=== WHAT IS NEEDED ===
Go through the material and pull out every line with the string "times" in it.

=== GIVEN INFORMATION ===
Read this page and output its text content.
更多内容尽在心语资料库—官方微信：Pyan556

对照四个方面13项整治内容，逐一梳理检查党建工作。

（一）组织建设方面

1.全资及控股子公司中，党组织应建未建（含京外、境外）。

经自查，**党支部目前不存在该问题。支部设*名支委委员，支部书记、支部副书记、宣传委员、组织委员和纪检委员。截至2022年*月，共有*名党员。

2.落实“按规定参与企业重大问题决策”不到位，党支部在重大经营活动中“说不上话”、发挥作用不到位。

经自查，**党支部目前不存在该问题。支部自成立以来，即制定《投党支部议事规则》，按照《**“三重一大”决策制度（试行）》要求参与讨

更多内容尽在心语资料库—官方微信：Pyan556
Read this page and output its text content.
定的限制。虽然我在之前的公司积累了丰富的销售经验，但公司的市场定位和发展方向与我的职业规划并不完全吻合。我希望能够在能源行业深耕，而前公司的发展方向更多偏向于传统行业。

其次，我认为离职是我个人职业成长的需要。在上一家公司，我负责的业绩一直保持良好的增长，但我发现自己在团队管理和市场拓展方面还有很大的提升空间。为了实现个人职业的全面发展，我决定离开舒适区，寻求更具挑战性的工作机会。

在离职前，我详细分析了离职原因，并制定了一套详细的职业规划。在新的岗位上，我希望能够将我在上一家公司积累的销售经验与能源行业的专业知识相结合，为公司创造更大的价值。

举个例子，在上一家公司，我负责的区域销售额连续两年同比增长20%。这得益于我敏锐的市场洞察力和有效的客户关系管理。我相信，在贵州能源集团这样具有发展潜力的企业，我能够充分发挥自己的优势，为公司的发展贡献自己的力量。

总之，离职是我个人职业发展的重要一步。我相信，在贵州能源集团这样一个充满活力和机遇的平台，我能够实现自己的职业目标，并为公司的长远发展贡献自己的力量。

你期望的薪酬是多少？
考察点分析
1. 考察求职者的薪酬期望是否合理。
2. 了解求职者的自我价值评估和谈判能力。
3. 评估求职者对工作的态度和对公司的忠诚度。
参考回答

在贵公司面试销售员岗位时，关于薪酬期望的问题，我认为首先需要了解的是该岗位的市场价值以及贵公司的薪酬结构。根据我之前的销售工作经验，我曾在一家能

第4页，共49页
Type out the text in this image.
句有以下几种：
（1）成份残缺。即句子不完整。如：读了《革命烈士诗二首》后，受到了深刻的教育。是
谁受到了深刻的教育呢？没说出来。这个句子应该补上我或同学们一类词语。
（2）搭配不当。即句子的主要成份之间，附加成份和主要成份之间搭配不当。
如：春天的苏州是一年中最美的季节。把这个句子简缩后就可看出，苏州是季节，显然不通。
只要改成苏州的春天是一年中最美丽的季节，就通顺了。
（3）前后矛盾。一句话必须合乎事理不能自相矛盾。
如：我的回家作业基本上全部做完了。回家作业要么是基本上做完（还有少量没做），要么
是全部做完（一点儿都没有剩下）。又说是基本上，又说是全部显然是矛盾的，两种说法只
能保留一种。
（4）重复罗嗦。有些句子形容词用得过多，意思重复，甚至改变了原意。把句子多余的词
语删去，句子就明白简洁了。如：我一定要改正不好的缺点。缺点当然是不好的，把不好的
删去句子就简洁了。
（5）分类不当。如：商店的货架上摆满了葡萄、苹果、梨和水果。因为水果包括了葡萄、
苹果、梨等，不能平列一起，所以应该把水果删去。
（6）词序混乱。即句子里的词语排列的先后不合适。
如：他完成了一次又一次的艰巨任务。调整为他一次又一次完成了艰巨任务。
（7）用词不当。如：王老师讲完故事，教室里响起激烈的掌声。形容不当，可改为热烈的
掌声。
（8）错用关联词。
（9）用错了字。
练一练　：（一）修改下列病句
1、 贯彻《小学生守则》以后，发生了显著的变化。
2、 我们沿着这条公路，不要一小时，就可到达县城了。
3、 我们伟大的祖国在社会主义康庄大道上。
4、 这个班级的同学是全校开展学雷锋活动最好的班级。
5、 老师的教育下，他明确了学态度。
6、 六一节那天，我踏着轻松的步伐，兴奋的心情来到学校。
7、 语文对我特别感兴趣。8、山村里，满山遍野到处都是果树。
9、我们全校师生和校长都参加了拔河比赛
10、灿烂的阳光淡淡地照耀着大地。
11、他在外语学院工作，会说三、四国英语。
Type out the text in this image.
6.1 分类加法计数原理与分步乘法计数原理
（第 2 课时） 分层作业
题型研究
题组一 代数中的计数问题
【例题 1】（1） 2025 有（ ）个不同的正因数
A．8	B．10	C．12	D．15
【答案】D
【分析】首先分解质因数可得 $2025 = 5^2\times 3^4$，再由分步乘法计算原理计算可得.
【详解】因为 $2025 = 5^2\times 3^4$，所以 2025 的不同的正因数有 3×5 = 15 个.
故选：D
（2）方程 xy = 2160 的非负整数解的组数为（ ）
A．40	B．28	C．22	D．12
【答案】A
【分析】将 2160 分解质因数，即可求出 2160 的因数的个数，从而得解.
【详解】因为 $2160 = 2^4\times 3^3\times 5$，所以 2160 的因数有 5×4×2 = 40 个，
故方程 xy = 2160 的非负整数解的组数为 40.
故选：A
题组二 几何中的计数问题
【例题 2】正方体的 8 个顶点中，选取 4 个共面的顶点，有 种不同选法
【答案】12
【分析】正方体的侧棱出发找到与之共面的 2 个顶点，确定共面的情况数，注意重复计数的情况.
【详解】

=== WRITTEN RESPONSE ===
【分析】首先分解质因数可得 $2025 = 5^2\times 3^4$，再由分步乘法计算原理计算可得.
【详解】因为 $2025 = 5^2\times 3^4$，所以 2025 的不同的正因数有 3×5 = 15 个.
【详解】因为 $2160 = 2^4\times 3^3\times 5$，所以 2160 的因数有 5×4×2 = 40 个，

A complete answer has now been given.